__EXERCISE INPUT__.

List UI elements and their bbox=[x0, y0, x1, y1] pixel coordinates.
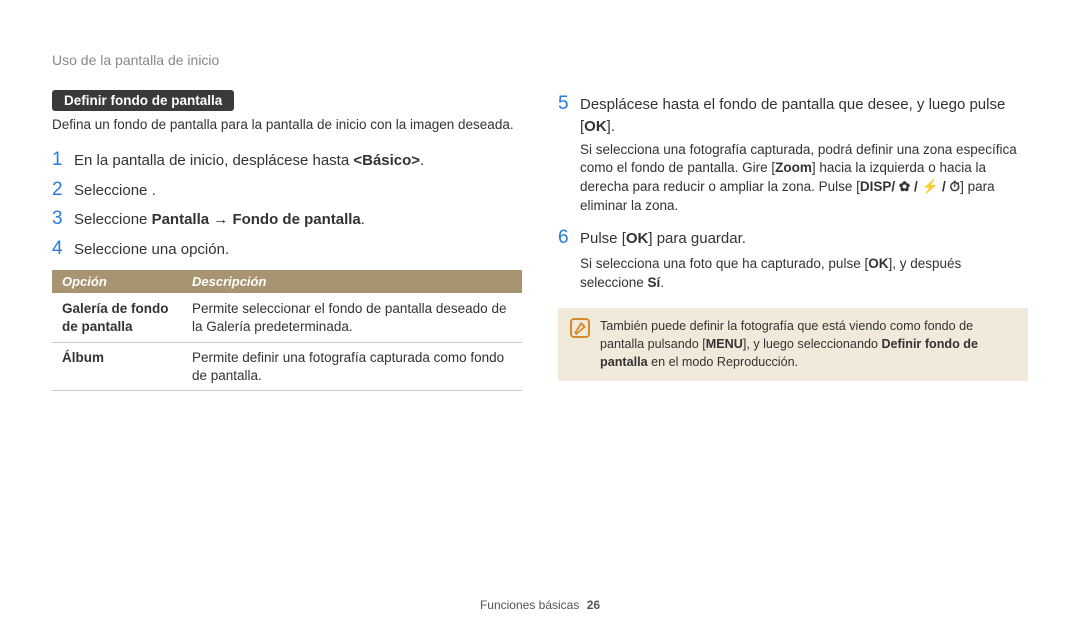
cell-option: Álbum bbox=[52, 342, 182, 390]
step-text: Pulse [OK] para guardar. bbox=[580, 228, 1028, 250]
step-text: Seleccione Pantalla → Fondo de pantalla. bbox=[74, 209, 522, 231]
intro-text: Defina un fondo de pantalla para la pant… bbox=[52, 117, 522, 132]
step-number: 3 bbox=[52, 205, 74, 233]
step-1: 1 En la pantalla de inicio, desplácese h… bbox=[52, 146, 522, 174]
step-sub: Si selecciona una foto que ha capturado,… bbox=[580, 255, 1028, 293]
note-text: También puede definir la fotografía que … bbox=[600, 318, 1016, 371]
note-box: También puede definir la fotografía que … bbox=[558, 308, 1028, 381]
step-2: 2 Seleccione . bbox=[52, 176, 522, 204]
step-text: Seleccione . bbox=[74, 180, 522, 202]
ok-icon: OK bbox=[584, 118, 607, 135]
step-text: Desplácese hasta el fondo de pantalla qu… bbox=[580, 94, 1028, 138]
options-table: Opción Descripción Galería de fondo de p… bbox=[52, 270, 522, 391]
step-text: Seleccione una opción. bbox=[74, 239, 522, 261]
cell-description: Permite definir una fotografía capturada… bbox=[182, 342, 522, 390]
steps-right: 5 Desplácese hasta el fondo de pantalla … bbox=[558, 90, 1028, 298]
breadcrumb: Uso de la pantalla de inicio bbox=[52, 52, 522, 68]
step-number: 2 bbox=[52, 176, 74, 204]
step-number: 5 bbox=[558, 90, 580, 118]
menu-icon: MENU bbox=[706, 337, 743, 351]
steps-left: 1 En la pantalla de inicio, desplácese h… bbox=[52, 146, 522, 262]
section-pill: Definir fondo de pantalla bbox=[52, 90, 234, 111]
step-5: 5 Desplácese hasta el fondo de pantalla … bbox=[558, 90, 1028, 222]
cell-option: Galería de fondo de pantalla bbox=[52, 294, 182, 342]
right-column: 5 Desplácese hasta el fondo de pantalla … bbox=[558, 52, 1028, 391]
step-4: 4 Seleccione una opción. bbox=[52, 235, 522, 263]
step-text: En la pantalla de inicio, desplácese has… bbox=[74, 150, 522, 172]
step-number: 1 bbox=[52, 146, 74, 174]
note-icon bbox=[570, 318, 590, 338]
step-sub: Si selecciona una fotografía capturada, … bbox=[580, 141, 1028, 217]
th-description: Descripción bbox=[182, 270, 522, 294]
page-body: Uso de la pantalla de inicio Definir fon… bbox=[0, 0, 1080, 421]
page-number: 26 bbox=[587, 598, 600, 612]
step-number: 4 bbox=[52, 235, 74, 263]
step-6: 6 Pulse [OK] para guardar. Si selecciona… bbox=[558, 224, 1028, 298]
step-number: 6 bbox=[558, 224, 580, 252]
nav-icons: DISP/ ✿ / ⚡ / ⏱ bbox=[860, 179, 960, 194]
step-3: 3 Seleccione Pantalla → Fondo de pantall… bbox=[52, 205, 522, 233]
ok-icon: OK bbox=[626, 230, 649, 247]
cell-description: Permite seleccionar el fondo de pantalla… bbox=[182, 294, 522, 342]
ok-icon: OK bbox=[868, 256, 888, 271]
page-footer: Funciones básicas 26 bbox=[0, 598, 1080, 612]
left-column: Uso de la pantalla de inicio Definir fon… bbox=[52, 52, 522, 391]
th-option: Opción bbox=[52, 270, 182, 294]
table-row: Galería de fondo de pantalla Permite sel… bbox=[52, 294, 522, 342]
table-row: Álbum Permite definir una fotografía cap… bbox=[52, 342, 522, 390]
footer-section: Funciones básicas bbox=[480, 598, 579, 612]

==

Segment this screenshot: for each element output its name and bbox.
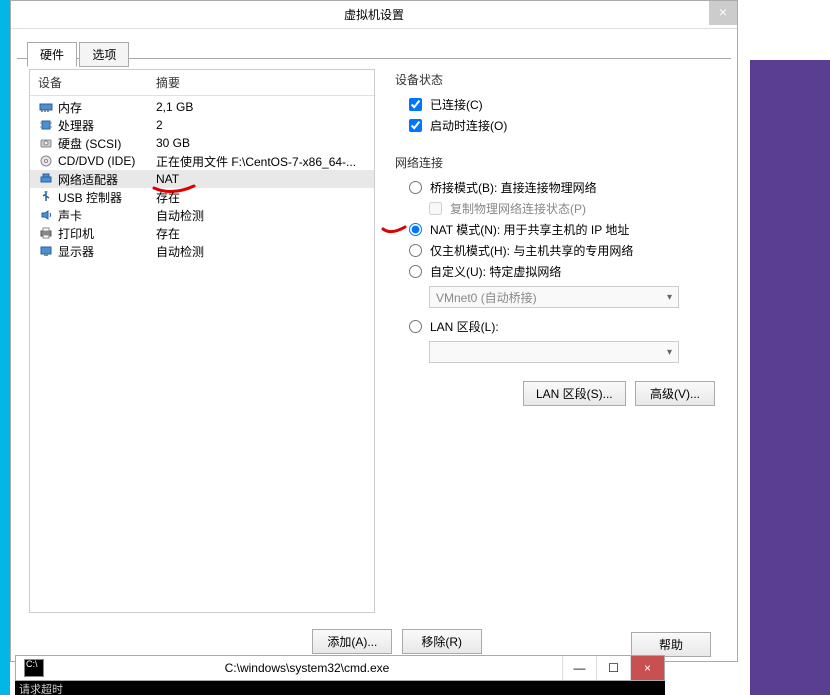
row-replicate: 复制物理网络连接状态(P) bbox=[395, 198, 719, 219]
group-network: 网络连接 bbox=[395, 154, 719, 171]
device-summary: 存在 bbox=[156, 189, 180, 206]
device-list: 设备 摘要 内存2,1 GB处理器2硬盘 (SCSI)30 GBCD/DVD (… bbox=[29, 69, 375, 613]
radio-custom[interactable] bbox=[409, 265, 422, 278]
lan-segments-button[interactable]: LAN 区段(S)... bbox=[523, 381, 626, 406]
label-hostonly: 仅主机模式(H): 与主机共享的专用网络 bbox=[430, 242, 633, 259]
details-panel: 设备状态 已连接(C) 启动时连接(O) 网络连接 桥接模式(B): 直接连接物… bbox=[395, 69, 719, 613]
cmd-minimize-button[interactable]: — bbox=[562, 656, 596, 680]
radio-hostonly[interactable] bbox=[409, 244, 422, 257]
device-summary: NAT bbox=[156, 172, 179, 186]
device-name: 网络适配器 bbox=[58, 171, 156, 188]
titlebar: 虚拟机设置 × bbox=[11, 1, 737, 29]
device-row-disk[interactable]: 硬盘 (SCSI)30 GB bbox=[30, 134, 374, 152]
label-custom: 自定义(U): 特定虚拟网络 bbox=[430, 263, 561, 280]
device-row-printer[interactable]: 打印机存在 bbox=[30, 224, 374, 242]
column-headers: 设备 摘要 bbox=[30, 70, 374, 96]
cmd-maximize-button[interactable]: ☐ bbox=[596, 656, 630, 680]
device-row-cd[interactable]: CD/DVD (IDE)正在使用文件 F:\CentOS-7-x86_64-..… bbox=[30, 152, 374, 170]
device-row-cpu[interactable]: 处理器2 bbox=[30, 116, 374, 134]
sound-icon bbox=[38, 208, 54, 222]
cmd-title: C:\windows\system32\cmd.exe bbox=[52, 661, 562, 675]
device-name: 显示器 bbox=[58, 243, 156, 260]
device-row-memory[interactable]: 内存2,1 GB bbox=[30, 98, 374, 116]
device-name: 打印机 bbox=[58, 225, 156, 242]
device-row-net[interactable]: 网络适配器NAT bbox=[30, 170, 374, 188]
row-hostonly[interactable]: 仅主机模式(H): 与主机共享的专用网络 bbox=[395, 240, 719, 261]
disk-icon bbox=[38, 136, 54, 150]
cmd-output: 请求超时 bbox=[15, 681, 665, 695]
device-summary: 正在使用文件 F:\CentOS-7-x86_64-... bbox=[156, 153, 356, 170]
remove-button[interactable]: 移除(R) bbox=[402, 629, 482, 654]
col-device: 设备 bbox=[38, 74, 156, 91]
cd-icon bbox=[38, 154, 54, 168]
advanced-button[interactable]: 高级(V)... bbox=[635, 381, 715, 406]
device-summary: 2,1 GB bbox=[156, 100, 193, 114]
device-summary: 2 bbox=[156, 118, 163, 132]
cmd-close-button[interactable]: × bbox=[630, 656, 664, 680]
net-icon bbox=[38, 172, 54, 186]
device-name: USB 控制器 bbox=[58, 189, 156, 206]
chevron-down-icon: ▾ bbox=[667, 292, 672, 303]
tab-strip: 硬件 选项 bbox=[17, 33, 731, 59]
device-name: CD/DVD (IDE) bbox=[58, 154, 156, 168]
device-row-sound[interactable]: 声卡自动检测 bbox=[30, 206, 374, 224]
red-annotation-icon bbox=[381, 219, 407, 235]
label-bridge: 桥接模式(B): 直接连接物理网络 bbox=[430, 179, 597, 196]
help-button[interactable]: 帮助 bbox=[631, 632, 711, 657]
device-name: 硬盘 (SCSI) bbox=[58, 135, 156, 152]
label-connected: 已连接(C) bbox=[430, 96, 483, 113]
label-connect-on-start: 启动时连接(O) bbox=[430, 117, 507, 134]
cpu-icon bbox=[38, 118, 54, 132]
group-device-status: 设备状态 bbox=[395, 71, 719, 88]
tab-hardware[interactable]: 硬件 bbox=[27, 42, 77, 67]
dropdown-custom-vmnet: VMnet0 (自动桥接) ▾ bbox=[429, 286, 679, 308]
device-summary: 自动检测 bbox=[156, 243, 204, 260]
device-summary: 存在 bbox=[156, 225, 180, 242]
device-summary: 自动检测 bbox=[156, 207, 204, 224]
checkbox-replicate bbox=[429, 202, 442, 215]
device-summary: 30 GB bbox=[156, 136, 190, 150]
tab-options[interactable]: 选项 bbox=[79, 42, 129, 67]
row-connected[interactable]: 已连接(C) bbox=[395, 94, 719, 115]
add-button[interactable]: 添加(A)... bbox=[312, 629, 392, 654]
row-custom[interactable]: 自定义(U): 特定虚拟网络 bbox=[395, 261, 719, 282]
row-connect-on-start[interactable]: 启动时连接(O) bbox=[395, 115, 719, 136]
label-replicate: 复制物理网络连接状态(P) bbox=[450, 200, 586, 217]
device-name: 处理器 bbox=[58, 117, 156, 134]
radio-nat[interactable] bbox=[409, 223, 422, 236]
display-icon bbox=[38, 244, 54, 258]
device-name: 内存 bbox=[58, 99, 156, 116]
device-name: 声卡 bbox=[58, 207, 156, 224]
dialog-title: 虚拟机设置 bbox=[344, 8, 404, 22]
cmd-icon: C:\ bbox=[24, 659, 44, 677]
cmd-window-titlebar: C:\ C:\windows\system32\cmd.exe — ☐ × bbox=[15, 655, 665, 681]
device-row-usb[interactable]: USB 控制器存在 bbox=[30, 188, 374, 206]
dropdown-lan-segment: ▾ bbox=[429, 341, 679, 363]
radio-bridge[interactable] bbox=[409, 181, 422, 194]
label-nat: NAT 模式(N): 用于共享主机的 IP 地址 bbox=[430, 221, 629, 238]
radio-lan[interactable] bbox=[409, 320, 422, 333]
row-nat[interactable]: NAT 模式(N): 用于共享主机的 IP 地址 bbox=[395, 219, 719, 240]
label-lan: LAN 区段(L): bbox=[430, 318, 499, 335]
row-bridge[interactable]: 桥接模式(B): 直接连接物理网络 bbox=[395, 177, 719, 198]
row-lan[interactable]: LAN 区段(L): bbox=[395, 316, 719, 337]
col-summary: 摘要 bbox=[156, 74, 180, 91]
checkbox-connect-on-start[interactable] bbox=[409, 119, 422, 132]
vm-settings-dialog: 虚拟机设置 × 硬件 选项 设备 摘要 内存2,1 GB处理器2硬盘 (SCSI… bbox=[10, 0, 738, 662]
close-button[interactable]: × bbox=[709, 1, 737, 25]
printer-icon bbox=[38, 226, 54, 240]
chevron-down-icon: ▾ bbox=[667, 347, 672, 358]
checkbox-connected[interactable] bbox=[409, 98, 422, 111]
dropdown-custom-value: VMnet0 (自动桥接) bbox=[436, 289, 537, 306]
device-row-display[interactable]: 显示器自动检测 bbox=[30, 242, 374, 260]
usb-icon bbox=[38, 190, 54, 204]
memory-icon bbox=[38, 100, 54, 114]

__GIVEN TASK__. Rewrite the data from the line with "cell-option: Álbum bbox=[52, 342, 182, 390]" to the line with "step-1: 1 En", both included, as a numbered list with any blank lines left out.

__RESULT FOR THIS TASK__.
1. cell-option: Álbum bbox=[52, 342, 182, 390]
2. step-text: Pulse [OK] para guardar. bbox=[580, 228, 1028, 250]
3. step-text: Seleccione Pantalla → Fondo de pantalla. bbox=[74, 209, 522, 231]
4. intro-text: Defina un fondo de pantalla para la pant… bbox=[52, 117, 522, 132]
5. step-number: 3 bbox=[52, 205, 74, 233]
6. step-1: 1 En la pantalla de inicio, desplácese h… bbox=[52, 146, 522, 174]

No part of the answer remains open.